Exercise task
From the records below, copy every line that contains the word "axis".

Dataset records
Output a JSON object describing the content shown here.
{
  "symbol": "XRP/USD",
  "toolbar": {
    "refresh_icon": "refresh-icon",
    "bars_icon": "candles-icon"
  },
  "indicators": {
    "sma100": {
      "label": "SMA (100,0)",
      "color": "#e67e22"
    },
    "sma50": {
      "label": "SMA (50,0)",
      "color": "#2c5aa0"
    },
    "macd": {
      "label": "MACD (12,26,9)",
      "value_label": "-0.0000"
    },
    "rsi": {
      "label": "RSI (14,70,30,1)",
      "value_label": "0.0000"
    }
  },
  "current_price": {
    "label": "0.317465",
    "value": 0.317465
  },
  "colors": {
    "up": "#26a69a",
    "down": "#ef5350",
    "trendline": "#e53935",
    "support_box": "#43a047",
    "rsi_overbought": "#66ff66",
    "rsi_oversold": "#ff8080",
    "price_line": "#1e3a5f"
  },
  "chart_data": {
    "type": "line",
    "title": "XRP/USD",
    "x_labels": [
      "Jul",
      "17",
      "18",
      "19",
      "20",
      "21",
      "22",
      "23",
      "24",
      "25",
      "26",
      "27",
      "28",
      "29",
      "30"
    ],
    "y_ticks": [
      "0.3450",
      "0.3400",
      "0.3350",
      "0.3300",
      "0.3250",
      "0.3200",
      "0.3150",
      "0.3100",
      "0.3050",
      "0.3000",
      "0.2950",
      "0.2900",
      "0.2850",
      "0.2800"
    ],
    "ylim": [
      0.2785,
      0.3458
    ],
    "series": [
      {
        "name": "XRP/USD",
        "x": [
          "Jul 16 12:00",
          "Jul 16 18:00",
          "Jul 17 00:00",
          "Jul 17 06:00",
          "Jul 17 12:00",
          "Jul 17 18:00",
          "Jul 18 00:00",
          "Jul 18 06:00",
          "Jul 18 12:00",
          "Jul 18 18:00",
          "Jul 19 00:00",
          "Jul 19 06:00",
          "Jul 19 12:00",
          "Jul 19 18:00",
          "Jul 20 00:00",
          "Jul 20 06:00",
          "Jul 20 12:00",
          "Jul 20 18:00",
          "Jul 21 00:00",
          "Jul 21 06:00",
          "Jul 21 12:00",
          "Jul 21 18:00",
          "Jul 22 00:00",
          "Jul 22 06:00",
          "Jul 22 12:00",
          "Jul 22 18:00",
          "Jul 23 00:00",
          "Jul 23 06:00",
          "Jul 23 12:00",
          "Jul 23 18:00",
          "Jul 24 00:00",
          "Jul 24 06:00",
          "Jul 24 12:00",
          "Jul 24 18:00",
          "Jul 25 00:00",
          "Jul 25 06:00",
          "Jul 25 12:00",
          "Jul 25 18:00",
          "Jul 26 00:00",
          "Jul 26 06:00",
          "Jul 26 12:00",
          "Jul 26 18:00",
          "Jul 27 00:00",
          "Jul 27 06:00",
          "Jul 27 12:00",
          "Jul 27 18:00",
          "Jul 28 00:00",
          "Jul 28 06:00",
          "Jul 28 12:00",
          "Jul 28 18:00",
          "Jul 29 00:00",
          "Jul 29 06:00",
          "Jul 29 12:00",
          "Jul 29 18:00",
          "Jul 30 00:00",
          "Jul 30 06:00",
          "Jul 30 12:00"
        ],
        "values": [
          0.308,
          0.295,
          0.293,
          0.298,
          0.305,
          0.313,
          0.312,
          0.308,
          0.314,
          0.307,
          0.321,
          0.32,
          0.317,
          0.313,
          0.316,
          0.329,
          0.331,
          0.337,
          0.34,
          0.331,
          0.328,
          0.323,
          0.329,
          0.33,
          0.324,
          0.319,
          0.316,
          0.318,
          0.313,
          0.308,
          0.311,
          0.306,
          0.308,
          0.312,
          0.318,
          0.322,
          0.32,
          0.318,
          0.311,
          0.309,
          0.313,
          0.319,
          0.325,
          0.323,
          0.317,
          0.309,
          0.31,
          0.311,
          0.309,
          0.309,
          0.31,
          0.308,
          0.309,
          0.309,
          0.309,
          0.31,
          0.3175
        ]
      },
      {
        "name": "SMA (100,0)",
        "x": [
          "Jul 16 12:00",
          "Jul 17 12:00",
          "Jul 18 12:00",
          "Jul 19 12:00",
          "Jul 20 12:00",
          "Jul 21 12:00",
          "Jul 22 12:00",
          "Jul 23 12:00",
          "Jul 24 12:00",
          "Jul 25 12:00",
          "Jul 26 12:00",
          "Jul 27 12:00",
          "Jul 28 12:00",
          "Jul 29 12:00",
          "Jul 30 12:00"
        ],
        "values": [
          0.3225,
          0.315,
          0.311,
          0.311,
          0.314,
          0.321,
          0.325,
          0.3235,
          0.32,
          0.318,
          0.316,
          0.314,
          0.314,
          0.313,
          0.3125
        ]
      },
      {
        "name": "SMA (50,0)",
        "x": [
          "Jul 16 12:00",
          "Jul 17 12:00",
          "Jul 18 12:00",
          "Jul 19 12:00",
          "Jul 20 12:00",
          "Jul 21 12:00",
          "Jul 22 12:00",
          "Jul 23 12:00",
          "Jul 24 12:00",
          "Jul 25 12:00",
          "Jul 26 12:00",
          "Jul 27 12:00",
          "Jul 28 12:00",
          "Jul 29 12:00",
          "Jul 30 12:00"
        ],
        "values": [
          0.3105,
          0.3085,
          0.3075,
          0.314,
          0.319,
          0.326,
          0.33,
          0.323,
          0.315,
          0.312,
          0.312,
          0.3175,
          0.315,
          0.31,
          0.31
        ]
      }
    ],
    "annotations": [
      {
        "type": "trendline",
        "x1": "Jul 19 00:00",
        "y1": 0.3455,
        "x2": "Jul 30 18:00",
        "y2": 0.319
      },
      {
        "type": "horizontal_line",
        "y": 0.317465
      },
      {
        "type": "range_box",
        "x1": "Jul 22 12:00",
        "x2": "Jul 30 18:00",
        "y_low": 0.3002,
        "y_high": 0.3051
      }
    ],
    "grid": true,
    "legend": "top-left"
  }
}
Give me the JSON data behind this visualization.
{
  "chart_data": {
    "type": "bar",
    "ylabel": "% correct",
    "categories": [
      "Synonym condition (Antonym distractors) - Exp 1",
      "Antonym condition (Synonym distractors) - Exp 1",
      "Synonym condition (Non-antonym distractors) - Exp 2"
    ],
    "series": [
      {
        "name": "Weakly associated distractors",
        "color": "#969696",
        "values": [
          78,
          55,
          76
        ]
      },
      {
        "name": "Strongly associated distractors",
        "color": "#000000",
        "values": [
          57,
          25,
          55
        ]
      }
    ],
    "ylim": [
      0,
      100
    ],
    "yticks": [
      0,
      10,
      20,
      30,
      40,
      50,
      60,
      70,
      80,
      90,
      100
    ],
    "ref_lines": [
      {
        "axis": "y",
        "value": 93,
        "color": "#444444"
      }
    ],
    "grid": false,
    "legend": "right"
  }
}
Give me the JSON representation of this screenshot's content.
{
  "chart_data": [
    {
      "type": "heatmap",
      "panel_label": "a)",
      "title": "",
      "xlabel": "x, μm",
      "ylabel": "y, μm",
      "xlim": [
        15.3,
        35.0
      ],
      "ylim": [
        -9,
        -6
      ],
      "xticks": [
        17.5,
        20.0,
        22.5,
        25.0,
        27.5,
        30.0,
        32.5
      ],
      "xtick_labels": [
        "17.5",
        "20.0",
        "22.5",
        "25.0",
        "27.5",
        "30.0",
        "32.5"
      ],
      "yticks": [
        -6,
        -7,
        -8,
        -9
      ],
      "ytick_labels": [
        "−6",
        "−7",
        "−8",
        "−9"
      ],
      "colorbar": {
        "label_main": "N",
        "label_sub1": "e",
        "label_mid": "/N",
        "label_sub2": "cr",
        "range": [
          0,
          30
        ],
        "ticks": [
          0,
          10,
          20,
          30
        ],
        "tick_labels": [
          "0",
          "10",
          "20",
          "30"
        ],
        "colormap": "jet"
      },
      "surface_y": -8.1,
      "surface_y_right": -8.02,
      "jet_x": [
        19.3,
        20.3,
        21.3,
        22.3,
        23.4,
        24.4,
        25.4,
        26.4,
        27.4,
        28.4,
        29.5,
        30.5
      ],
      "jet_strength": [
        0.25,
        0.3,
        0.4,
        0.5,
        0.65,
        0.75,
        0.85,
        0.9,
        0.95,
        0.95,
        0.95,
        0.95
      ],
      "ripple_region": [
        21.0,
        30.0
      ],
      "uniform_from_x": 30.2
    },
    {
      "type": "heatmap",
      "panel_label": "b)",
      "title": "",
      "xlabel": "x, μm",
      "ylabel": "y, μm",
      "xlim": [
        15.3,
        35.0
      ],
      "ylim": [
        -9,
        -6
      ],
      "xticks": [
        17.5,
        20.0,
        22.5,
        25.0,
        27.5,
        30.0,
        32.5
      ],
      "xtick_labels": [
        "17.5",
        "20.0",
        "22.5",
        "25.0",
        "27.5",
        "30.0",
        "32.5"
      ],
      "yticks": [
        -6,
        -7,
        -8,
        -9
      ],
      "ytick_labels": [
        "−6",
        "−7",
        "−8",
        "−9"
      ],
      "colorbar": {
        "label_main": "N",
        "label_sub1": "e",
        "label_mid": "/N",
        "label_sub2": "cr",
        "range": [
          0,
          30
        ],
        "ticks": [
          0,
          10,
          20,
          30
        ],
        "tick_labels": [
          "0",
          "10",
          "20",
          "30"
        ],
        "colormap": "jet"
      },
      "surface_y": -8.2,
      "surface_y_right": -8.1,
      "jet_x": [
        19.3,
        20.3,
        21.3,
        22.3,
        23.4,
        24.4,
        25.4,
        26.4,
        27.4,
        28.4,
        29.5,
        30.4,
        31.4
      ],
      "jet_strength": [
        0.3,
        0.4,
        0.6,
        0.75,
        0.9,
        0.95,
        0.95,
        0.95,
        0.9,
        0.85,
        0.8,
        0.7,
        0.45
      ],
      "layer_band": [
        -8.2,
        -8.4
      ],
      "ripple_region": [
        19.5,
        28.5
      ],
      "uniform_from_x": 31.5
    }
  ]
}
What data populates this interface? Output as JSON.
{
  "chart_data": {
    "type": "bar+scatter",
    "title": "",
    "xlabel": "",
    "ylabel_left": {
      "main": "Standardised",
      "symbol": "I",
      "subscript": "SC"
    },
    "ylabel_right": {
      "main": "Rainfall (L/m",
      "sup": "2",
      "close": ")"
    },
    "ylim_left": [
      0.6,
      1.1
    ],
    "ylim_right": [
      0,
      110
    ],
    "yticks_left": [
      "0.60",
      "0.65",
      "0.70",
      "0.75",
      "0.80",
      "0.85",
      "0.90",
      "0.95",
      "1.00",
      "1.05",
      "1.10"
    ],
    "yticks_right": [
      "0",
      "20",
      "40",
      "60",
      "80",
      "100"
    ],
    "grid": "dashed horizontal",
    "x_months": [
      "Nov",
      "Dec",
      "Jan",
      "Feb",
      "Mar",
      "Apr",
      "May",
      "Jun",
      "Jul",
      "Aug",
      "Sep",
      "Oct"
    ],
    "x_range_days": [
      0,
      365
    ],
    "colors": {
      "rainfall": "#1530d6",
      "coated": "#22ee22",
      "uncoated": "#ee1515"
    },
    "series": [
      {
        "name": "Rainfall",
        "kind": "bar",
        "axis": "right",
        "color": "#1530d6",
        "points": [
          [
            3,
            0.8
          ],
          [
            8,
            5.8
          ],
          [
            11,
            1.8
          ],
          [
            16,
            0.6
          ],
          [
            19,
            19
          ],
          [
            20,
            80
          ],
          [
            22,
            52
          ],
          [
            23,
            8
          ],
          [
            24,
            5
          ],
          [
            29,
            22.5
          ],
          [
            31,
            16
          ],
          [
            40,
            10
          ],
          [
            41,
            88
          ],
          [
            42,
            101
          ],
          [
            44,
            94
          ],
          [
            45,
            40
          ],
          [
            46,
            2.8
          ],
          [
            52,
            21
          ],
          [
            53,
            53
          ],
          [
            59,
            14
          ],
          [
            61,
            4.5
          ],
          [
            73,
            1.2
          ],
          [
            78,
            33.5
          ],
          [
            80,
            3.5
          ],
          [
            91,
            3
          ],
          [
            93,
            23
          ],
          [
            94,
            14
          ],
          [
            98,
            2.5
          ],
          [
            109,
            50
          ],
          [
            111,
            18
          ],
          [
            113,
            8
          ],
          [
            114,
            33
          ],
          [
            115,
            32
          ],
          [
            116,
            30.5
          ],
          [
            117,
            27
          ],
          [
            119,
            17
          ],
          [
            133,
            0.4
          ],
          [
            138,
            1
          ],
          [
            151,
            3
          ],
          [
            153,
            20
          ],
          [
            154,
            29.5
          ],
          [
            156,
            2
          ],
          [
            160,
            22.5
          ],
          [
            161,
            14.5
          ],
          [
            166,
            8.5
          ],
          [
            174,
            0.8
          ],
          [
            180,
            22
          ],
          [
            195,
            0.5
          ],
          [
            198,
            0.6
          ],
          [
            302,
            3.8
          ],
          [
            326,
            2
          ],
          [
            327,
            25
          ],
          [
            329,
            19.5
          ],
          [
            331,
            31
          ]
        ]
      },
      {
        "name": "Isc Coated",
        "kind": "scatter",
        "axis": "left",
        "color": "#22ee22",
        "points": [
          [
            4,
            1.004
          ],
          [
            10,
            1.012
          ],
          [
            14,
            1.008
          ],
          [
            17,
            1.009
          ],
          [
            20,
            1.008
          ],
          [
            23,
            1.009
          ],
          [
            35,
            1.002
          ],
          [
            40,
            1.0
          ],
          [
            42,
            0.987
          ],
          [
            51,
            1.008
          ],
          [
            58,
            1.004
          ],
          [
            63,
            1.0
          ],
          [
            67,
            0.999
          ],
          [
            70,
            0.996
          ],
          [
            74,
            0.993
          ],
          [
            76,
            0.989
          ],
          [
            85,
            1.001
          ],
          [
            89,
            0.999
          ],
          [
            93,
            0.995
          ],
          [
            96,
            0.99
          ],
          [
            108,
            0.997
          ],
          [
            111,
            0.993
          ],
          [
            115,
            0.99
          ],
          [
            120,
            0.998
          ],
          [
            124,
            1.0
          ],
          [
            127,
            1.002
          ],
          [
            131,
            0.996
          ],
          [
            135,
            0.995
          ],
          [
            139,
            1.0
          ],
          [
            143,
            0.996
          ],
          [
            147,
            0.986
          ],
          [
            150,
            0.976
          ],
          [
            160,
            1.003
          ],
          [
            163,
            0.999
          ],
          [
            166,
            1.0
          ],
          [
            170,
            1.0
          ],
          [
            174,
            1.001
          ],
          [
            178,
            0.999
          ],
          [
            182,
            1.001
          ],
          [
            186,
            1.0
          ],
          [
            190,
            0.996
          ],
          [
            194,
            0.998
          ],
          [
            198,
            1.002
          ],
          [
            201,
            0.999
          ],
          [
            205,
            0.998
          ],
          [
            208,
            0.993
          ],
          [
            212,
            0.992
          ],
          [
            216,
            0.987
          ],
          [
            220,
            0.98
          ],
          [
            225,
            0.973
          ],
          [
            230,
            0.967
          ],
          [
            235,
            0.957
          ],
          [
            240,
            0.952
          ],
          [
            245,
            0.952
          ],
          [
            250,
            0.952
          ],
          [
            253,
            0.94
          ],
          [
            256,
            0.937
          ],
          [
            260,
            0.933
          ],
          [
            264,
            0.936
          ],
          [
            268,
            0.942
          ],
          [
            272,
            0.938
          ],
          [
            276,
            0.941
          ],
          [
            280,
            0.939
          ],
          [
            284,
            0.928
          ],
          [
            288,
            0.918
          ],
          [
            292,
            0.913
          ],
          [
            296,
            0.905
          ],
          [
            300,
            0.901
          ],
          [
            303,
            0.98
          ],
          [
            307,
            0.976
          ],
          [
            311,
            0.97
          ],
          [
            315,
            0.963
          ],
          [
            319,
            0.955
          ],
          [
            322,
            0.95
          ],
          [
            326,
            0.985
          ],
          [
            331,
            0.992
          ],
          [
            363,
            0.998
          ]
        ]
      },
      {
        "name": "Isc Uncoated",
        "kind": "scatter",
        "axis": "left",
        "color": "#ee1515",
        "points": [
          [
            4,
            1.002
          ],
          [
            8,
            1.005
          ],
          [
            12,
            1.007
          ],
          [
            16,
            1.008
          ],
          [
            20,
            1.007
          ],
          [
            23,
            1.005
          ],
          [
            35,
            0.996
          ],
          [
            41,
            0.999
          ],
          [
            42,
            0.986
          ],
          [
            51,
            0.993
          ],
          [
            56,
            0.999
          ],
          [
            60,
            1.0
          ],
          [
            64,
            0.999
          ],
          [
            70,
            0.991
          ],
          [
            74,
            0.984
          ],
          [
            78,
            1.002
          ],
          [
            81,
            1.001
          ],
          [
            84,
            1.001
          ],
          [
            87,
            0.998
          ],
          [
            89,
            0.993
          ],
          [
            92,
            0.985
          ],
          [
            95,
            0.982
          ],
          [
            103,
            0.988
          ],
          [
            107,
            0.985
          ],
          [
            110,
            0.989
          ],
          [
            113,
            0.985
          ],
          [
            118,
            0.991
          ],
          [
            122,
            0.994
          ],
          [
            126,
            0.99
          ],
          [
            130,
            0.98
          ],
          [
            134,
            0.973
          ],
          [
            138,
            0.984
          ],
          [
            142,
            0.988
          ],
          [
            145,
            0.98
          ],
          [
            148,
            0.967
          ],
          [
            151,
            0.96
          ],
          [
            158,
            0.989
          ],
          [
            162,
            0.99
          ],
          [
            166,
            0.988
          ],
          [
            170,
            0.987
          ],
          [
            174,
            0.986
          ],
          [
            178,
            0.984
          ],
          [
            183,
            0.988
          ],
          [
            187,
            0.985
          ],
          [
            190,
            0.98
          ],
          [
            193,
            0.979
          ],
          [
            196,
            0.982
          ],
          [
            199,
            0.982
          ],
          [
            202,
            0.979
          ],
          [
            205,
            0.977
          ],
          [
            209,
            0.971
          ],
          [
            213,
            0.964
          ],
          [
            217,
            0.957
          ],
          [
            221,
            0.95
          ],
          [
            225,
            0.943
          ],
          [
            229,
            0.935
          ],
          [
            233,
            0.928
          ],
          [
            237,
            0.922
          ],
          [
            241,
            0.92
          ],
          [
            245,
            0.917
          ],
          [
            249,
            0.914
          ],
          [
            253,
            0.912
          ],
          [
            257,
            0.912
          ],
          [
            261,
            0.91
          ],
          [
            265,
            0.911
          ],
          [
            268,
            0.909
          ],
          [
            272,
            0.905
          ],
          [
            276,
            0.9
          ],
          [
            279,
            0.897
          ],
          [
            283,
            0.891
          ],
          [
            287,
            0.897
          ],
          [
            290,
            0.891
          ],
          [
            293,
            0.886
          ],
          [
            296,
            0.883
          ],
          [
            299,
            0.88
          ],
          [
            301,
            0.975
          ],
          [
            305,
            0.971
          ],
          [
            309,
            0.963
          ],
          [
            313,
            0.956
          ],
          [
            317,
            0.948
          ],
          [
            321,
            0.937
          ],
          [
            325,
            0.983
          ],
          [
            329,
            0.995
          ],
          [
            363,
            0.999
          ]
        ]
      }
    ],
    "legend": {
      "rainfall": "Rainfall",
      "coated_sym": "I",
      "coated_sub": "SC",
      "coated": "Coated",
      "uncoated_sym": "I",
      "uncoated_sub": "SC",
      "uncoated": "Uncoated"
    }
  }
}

Solution below
        "axis": "y",
        "axis": "right",
        "axis": "left",
        "axis": "left",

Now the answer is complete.